(A run of records)
START

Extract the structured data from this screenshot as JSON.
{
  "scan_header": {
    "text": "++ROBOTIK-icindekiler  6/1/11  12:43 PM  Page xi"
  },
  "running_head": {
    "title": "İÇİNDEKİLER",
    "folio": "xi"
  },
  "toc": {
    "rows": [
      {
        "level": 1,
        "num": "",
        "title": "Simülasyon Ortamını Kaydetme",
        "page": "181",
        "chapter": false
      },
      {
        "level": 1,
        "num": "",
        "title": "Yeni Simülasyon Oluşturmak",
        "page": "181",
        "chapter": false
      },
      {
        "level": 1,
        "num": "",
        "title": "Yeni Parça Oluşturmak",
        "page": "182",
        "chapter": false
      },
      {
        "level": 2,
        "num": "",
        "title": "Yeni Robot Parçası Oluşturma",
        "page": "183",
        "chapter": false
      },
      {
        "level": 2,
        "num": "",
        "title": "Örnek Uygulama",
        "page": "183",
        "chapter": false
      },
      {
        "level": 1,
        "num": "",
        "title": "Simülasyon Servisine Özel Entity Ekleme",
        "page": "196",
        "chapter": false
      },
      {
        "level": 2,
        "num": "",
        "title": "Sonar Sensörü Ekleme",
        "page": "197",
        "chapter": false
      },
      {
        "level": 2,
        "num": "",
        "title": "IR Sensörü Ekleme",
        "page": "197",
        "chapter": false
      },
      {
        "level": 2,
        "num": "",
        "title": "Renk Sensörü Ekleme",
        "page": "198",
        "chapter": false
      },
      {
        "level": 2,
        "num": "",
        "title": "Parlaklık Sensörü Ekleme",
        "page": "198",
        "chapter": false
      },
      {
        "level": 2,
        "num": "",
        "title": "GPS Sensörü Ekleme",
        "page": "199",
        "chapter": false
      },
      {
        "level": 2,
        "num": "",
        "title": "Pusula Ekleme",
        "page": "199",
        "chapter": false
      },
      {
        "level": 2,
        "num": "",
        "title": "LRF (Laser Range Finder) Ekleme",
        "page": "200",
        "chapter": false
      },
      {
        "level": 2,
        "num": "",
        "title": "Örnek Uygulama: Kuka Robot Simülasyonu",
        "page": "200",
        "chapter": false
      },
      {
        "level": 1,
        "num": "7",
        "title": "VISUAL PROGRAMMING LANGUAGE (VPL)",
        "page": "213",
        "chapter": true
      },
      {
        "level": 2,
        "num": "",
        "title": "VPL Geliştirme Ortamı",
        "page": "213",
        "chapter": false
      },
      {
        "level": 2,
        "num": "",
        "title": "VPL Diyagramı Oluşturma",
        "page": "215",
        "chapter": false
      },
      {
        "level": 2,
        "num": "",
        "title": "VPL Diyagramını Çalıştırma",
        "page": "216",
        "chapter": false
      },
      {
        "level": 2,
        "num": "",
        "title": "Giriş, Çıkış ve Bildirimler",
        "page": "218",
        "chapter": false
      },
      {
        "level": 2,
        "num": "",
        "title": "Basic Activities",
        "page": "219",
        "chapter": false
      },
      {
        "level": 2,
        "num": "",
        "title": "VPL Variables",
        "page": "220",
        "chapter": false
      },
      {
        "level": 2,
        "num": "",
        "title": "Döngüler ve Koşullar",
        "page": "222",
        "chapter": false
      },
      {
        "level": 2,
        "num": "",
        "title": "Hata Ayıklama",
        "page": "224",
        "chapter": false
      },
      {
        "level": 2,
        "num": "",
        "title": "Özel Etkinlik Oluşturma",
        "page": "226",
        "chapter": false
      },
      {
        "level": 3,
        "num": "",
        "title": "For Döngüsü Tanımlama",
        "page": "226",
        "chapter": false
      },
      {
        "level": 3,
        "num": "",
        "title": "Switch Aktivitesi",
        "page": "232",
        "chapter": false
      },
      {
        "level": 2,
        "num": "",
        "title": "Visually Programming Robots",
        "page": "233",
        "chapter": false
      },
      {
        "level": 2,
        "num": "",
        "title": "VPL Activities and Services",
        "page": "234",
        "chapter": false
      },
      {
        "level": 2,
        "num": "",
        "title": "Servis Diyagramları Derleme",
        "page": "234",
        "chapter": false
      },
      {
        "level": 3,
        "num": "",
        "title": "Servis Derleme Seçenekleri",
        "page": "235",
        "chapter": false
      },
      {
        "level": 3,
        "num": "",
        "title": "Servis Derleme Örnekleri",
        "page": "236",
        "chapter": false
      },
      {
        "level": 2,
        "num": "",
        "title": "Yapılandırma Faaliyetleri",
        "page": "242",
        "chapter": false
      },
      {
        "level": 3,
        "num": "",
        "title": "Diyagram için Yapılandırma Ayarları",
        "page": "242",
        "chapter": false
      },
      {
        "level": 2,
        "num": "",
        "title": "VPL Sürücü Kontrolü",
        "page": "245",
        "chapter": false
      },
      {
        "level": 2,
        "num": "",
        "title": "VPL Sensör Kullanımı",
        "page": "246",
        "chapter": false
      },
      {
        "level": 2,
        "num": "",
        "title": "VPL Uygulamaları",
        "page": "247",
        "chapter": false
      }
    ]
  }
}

END
START

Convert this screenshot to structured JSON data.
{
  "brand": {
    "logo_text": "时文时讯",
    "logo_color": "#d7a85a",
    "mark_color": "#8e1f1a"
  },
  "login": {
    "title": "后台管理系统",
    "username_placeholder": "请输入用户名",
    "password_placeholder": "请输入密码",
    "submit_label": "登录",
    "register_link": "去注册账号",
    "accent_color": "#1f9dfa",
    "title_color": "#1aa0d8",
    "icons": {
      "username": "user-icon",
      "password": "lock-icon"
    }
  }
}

END

→ Task brief: Search the preceding listing for the word "data" and pull out every line that holds it.

→ Task output:
Extract the structured data from this screenshot as JSON.
Convert this screenshot to structured JSON data.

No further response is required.